◆ **Goal**: Do not carry the pictures over; copy every other part of the entries exactly.

::: Given data :::

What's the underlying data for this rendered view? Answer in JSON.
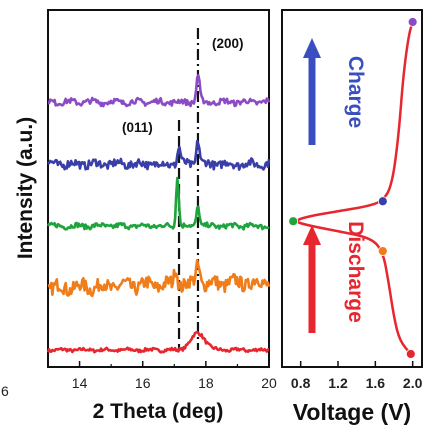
{
  "chart_data": [
    {
      "type": "line",
      "xlabel": "2 Theta (deg)",
      "ylabel": "Intensity (a.u.)",
      "xlim": [
        13,
        20
      ],
      "x_ticks": [
        14,
        16,
        18,
        20
      ],
      "y_ticks": [],
      "grid": false,
      "annotations": [
        {
          "text": "(200)",
          "x": 17.75
        },
        {
          "text": "(011)",
          "x": 17.15
        }
      ],
      "reference_lines": [
        {
          "x": 17.15,
          "style": "dashed",
          "label": "(011)"
        },
        {
          "x": 17.75,
          "style": "dash-dot",
          "label": "(200)"
        }
      ],
      "edge_text": "6",
      "series": [
        {
          "color": "#e8262f",
          "offset": 0,
          "noise": 0.04,
          "peaks": [
            {
              "x": 17.75,
              "h": 0.42,
              "w": 0.32
            }
          ],
          "ramp": 0
        },
        {
          "color": "#f07d1a",
          "offset": 1,
          "noise": 0.17,
          "peaks": [
            {
              "x": 17.05,
              "h": 0.45,
              "w": 0.07
            },
            {
              "x": 17.75,
              "h": 0.5,
              "w": 0.09
            }
          ],
          "ramp": 0.15
        },
        {
          "color": "#1fa33c",
          "offset": 2,
          "noise": 0.06,
          "peaks": [
            {
              "x": 17.1,
              "h": 1.25,
              "w": 0.06
            },
            {
              "x": 17.75,
              "h": 0.5,
              "w": 0.07
            }
          ],
          "ramp": 0
        },
        {
          "color": "#3a3fa8",
          "offset": 3,
          "noise": 0.1,
          "peaks": [
            {
              "x": 17.15,
              "h": 0.4,
              "w": 0.07
            },
            {
              "x": 17.75,
              "h": 0.6,
              "w": 0.07
            }
          ],
          "ramp": 0
        },
        {
          "color": "#8a4bc4",
          "offset": 4,
          "noise": 0.07,
          "peaks": [
            {
              "x": 17.75,
              "h": 0.68,
              "w": 0.07
            }
          ],
          "ramp": 0
        }
      ]
    },
    {
      "type": "line",
      "xlabel": "Voltage (V)",
      "xlim": [
        0.6,
        2.1
      ],
      "x_ticks": [
        "0.8",
        "1.2",
        "1.6",
        "2.0"
      ],
      "x_tick_values": [
        0.8,
        1.2,
        1.6,
        2.0
      ],
      "ylim": [
        0,
        5
      ],
      "grid": false,
      "line_color": "#e8262f",
      "labels": {
        "charge": "Charge",
        "discharge": "Discharge"
      },
      "label_colors": {
        "charge": "#3a4fbf",
        "discharge": "#e8262f"
      },
      "curve": [
        {
          "v": 1.98,
          "level": 0
        },
        {
          "v": 1.86,
          "level": 0.2
        },
        {
          "v": 1.8,
          "level": 0.55
        },
        {
          "v": 1.74,
          "level": 1.1
        },
        {
          "v": 1.68,
          "level": 1.55
        },
        {
          "v": 1.55,
          "level": 1.75
        },
        {
          "v": 1.2,
          "level": 1.85
        },
        {
          "v": 0.9,
          "level": 1.93
        },
        {
          "v": 0.72,
          "level": 2.0
        },
        {
          "v": 0.9,
          "level": 2.08
        },
        {
          "v": 1.2,
          "level": 2.15
        },
        {
          "v": 1.5,
          "level": 2.22
        },
        {
          "v": 1.68,
          "level": 2.3
        },
        {
          "v": 1.78,
          "level": 2.55
        },
        {
          "v": 1.85,
          "level": 3.3
        },
        {
          "v": 1.9,
          "level": 4.2
        },
        {
          "v": 1.96,
          "level": 4.82
        },
        {
          "v": 2.0,
          "level": 5.0
        }
      ],
      "points": [
        {
          "v": 1.98,
          "level": 0.0,
          "color": "#e8262f"
        },
        {
          "v": 1.68,
          "level": 1.55,
          "color": "#f07d1a"
        },
        {
          "v": 0.72,
          "level": 2.0,
          "color": "#1fa33c"
        },
        {
          "v": 1.68,
          "level": 2.3,
          "color": "#3a3fa8"
        },
        {
          "v": 2.0,
          "level": 5.0,
          "color": "#8a4bc4"
        }
      ]
    }
  ]
}
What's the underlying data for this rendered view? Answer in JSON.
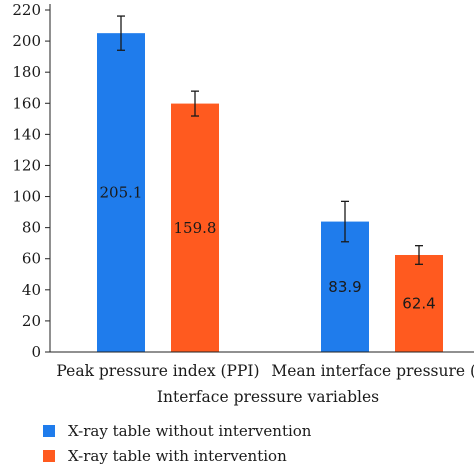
{
  "chart_data": {
    "type": "bar",
    "categories": [
      "Peak pressure index (PPI)",
      "Mean interface pressure (IP"
    ],
    "xlabel": "Interface pressure variables",
    "ylabel": "",
    "ylim": [
      0,
      220
    ],
    "yticks": [
      0,
      20,
      40,
      60,
      80,
      100,
      120,
      140,
      160,
      180,
      200,
      220
    ],
    "grid": false,
    "legend_position": "bottom-left",
    "series": [
      {
        "name": "X-ray table without intervention",
        "color": "#1f7cec",
        "values": [
          205.1,
          83.9
        ],
        "labels": [
          "205.1",
          "83.9"
        ],
        "error": [
          11,
          13
        ]
      },
      {
        "name": "X-ray table with intervention",
        "color": "#ff5a1f",
        "values": [
          159.8,
          62.4
        ],
        "labels": [
          "159.8",
          "62.4"
        ],
        "error": [
          8,
          6
        ]
      }
    ]
  }
}
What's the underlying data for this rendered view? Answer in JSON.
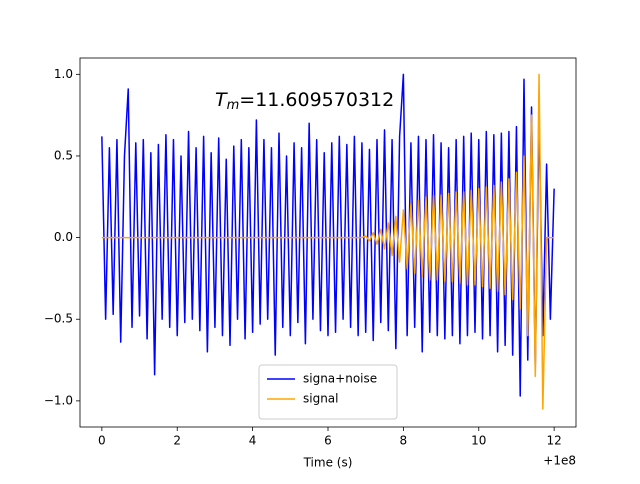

:::

◆ **Answer to this problem**:
What's the underlying data for this rendered view? Answer in JSON.
{
  "chart_data": [
    {
      "type": "line",
      "xlabel": "2 Theta (deg)",
      "ylabel": "Intensity (a.u.)",
      "xlim": [
        13,
        20
      ],
      "x_ticks": [
        14,
        16,
        18,
        20
      ],
      "y_ticks": [],
      "grid": false,
      "annotations": [
        {
          "text": "(200)",
          "x": 17.75
        },
        {
          "text": "(011)",
          "x": 17.15
        }
      ],
      "reference_lines": [
        {
          "x": 17.15,
          "style": "dashed",
          "label": "(011)"
        },
        {
          "x": 17.75,
          "style": "dash-dot",
          "label": "(200)"
        }
      ],
      "edge_text": "6",
      "series": [
        {
          "color": "#e8262f",
          "offset": 0,
          "noise": 0.04,
          "peaks": [
            {
              "x": 17.75,
              "h": 0.42,
              "w": 0.32
            }
          ],
          "ramp": 0
        },
        {
          "color": "#f07d1a",
          "offset": 1,
          "noise": 0.17,
          "peaks": [
            {
              "x": 17.05,
              "h": 0.45,
              "w": 0.07
            },
            {
              "x": 17.75,
              "h": 0.5,
              "w": 0.09
            }
          ],
          "ramp": 0.15
        },
        {
          "color": "#1fa33c",
          "offset": 2,
          "noise": 0.06,
          "peaks": [
            {
              "x": 17.1,
              "h": 1.25,
              "w": 0.06
            },
            {
              "x": 17.75,
              "h": 0.5,
              "w": 0.07
            }
          ],
          "ramp": 0
        },
        {
          "color": "#3a3fa8",
          "offset": 3,
          "noise": 0.1,
          "peaks": [
            {
              "x": 17.15,
              "h": 0.4,
              "w": 0.07
            },
            {
              "x": 17.75,
              "h": 0.6,
              "w": 0.07
            }
          ],
          "ramp": 0
        },
        {
          "color": "#8a4bc4",
          "offset": 4,
          "noise": 0.07,
          "peaks": [
            {
              "x": 17.75,
              "h": 0.68,
              "w": 0.07
            }
          ],
          "ramp": 0
        }
      ]
    },
    {
      "type": "line",
      "xlabel": "Voltage (V)",
      "xlim": [
        0.6,
        2.1
      ],
      "x_ticks": [
        "0.8",
        "1.2",
        "1.6",
        "2.0"
      ],
      "x_tick_values": [
        0.8,
        1.2,
        1.6,
        2.0
      ],
      "ylim": [
        0,
        5
      ],
      "grid": false,
      "line_color": "#e8262f",
      "labels": {
        "charge": "Charge",
        "discharge": "Discharge"
      },
      "label_colors": {
        "charge": "#3a4fbf",
        "discharge": "#e8262f"
      },
      "curve": [
        {
          "v": 1.98,
          "level": 0
        },
        {
          "v": 1.86,
          "level": 0.2
        },
        {
          "v": 1.8,
          "level": 0.55
        },
        {
          "v": 1.74,
          "level": 1.1
        },
        {
          "v": 1.68,
          "level": 1.55
        },
        {
          "v": 1.55,
          "level": 1.75
        },
        {
          "v": 1.2,
          "level": 1.85
        },
        {
          "v": 0.9,
          "level": 1.93
        },
        {
          "v": 0.72,
          "level": 2.0
        },
        {
          "v": 0.9,
          "level": 2.08
        },
        {
          "v": 1.2,
          "level": 2.15
        },
        {
          "v": 1.5,
          "level": 2.22
        },
        {
          "v": 1.68,
          "level": 2.3
        },
        {
          "v": 1.78,
          "level": 2.55
        },
        {
          "v": 1.85,
          "level": 3.3
        },
        {
          "v": 1.9,
          "level": 4.2
        },
        {
          "v": 1.96,
          "level": 4.82
        },
        {
          "v": 2.0,
          "level": 5.0
        }
      ],
      "points": [
        {
          "v": 1.98,
          "level": 0.0,
          "color": "#e8262f"
        },
        {
          "v": 1.68,
          "level": 1.55,
          "color": "#f07d1a"
        },
        {
          "v": 0.72,
          "level": 2.0,
          "color": "#1fa33c"
        },
        {
          "v": 1.68,
          "level": 2.3,
          "color": "#3a3fa8"
        },
        {
          "v": 2.0,
          "level": 5.0,
          "color": "#8a4bc4"
        }
      ]
    }
  ]
}
What's the underlying data for this rendered view? Answer in JSON.
{
  "chart_data": {
    "type": "bar",
    "categories": [
      "Peak pressure index (PPI)",
      "Mean interface pressure (IP"
    ],
    "xlabel": "Interface pressure variables",
    "ylabel": "",
    "ylim": [
      0,
      220
    ],
    "yticks": [
      0,
      20,
      40,
      60,
      80,
      100,
      120,
      140,
      160,
      180,
      200,
      220
    ],
    "grid": false,
    "legend_position": "bottom-left",
    "series": [
      {
        "name": "X-ray table without intervention",
        "color": "#1f7cec",
        "values": [
          205.1,
          83.9
        ],
        "labels": [
          "205.1",
          "83.9"
        ],
        "error": [
          11,
          13
        ]
      },
      {
        "name": "X-ray table with intervention",
        "color": "#ff5a1f",
        "values": [
          159.8,
          62.4
        ],
        "labels": [
          "159.8",
          "62.4"
        ],
        "error": [
          8,
          6
        ]
      }
    ]
  }
}
What's the underlying data for this rendered view? Answer in JSON.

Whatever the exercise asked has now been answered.